**WRITTEN TASK:**
Look through the material below for "Broadcasts". Copy every line that contains it.

= = = = = = =

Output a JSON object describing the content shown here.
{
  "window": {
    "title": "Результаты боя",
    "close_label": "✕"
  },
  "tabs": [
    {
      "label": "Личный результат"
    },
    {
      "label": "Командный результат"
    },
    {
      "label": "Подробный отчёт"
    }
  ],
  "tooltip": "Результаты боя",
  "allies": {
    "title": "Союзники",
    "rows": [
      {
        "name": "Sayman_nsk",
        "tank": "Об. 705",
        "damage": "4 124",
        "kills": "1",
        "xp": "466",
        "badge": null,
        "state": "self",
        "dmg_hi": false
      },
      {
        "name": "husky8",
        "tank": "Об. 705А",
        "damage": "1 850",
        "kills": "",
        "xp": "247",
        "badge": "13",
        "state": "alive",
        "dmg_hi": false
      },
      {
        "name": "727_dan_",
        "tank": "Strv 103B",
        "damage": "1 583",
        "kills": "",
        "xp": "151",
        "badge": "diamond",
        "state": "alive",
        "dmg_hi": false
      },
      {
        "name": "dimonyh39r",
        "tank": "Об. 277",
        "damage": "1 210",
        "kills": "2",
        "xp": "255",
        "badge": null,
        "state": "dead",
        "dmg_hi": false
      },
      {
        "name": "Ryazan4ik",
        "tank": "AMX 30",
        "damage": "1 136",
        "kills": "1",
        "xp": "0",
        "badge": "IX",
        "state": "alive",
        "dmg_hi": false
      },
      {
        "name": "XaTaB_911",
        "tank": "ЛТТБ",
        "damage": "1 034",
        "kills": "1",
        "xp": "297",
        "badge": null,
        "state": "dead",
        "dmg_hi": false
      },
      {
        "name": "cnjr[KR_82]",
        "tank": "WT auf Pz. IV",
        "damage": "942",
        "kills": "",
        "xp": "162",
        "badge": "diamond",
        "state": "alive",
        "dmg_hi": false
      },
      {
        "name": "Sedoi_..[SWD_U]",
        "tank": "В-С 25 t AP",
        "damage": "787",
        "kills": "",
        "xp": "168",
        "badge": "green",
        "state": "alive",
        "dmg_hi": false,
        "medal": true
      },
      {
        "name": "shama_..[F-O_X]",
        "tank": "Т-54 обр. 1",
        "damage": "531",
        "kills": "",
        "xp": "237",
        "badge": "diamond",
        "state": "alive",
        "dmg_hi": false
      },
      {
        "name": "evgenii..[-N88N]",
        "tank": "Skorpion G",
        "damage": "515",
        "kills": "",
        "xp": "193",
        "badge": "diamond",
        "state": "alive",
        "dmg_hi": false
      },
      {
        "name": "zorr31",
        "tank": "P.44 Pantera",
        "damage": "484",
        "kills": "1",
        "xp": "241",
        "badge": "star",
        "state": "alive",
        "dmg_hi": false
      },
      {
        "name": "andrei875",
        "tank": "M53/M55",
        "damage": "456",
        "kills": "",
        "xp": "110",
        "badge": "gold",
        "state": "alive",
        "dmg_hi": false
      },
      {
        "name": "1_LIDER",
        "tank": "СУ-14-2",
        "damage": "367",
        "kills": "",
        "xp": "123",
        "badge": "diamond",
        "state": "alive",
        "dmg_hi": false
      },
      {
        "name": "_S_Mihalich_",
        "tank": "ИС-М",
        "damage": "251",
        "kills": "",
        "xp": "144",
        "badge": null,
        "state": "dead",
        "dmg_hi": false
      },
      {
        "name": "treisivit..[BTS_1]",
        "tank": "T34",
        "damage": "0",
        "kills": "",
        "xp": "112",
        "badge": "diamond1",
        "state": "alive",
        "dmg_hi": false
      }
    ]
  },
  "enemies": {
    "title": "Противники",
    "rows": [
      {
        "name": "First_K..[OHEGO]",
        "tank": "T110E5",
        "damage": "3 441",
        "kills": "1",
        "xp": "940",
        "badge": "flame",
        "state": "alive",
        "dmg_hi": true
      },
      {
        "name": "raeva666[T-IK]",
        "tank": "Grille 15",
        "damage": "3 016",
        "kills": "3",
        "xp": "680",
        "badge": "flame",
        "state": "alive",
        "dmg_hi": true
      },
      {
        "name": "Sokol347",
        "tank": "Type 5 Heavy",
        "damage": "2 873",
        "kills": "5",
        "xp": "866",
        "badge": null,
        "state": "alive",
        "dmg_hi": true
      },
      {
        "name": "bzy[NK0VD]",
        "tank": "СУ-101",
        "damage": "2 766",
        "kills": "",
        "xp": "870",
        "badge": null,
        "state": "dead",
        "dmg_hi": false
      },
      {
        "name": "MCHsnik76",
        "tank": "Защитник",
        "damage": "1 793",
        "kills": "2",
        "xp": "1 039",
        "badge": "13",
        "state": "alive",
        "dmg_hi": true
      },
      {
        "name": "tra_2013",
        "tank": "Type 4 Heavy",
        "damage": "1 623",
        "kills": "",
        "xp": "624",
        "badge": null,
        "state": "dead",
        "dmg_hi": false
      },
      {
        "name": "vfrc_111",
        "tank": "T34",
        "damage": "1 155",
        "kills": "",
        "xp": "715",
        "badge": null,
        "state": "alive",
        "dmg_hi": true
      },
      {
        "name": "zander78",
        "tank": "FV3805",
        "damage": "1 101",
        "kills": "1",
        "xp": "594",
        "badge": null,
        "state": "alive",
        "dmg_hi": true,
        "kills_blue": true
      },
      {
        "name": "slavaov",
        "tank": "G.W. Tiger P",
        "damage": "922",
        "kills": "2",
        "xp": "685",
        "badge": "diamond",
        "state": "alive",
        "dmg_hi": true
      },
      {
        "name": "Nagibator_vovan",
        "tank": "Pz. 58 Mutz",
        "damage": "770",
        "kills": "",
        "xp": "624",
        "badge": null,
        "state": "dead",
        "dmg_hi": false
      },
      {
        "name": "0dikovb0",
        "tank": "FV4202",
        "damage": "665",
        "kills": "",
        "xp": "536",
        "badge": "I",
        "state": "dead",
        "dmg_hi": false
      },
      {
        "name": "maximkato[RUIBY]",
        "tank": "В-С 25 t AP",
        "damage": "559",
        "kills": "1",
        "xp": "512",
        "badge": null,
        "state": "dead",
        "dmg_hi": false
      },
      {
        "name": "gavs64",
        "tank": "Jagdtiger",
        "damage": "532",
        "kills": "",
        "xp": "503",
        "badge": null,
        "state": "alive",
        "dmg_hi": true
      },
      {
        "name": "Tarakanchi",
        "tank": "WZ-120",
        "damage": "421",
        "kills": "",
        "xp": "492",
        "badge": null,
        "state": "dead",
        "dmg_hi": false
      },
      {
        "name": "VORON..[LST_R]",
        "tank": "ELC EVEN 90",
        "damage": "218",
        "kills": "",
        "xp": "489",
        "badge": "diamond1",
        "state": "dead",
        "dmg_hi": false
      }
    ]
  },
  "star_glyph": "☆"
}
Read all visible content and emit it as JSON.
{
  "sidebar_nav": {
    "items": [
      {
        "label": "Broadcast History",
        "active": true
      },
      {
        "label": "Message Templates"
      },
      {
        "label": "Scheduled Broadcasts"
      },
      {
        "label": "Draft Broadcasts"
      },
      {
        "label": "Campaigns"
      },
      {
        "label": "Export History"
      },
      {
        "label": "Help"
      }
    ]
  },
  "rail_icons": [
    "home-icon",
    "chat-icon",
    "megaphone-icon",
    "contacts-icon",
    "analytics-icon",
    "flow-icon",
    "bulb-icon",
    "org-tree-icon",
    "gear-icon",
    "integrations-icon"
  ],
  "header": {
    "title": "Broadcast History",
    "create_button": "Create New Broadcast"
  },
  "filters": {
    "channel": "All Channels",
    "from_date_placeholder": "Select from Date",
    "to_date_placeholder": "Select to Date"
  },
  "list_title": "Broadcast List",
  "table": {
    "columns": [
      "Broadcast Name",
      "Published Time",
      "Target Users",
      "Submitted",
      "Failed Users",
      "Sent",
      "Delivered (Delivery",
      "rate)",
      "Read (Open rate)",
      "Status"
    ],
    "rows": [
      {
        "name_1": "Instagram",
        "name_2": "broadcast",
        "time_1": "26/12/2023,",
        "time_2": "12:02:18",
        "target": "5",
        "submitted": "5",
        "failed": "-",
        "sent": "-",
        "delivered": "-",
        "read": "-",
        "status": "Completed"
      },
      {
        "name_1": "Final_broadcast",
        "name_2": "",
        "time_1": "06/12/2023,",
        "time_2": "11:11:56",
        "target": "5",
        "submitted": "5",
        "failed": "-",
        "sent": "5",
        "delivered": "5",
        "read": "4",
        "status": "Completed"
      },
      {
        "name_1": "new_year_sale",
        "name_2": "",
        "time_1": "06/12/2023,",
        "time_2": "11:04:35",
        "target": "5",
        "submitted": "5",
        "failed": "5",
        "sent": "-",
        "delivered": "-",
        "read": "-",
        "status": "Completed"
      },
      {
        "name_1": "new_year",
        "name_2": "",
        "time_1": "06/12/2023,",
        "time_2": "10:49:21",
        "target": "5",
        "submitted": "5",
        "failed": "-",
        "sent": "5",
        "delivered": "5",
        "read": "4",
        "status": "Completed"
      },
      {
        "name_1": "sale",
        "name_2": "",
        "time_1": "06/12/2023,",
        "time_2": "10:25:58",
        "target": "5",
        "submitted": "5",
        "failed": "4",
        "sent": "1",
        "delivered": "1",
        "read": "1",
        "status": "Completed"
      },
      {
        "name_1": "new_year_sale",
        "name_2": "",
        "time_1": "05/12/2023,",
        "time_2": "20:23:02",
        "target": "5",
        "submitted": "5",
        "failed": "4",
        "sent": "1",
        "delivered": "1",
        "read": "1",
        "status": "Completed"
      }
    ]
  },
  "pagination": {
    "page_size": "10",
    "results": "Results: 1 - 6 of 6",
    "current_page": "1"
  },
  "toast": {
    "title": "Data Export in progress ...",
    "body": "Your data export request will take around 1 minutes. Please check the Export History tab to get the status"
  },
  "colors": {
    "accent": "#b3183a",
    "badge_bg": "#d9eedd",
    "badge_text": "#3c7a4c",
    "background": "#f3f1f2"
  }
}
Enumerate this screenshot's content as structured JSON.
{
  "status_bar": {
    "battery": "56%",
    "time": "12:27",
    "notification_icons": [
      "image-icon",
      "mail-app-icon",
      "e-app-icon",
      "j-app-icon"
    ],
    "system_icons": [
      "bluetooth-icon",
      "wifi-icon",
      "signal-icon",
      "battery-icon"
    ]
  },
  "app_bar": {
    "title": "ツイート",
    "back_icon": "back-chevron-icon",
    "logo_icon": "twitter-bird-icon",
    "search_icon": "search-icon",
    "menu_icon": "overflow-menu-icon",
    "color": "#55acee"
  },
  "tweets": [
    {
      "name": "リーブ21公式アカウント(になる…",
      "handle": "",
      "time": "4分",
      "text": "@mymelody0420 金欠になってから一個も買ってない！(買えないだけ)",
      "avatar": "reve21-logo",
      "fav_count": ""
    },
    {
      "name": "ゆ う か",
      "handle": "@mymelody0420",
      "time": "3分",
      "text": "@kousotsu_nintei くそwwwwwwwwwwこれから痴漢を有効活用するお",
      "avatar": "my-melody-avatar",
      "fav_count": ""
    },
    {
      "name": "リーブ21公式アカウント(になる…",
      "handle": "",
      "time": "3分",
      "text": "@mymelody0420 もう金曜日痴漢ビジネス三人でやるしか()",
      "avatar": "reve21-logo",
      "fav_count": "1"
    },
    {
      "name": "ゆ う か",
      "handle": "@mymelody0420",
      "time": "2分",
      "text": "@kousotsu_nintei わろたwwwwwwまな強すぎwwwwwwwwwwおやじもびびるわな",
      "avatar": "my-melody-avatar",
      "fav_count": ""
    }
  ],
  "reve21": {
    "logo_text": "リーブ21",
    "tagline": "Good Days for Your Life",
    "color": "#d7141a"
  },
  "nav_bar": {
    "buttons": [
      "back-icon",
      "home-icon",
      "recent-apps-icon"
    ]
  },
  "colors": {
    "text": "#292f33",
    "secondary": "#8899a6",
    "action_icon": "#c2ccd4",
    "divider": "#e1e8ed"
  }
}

= = = = = = =

**COMPLETED TASK:**
        "label": "Scheduled Broadcasts"
        "label": "Draft Broadcasts"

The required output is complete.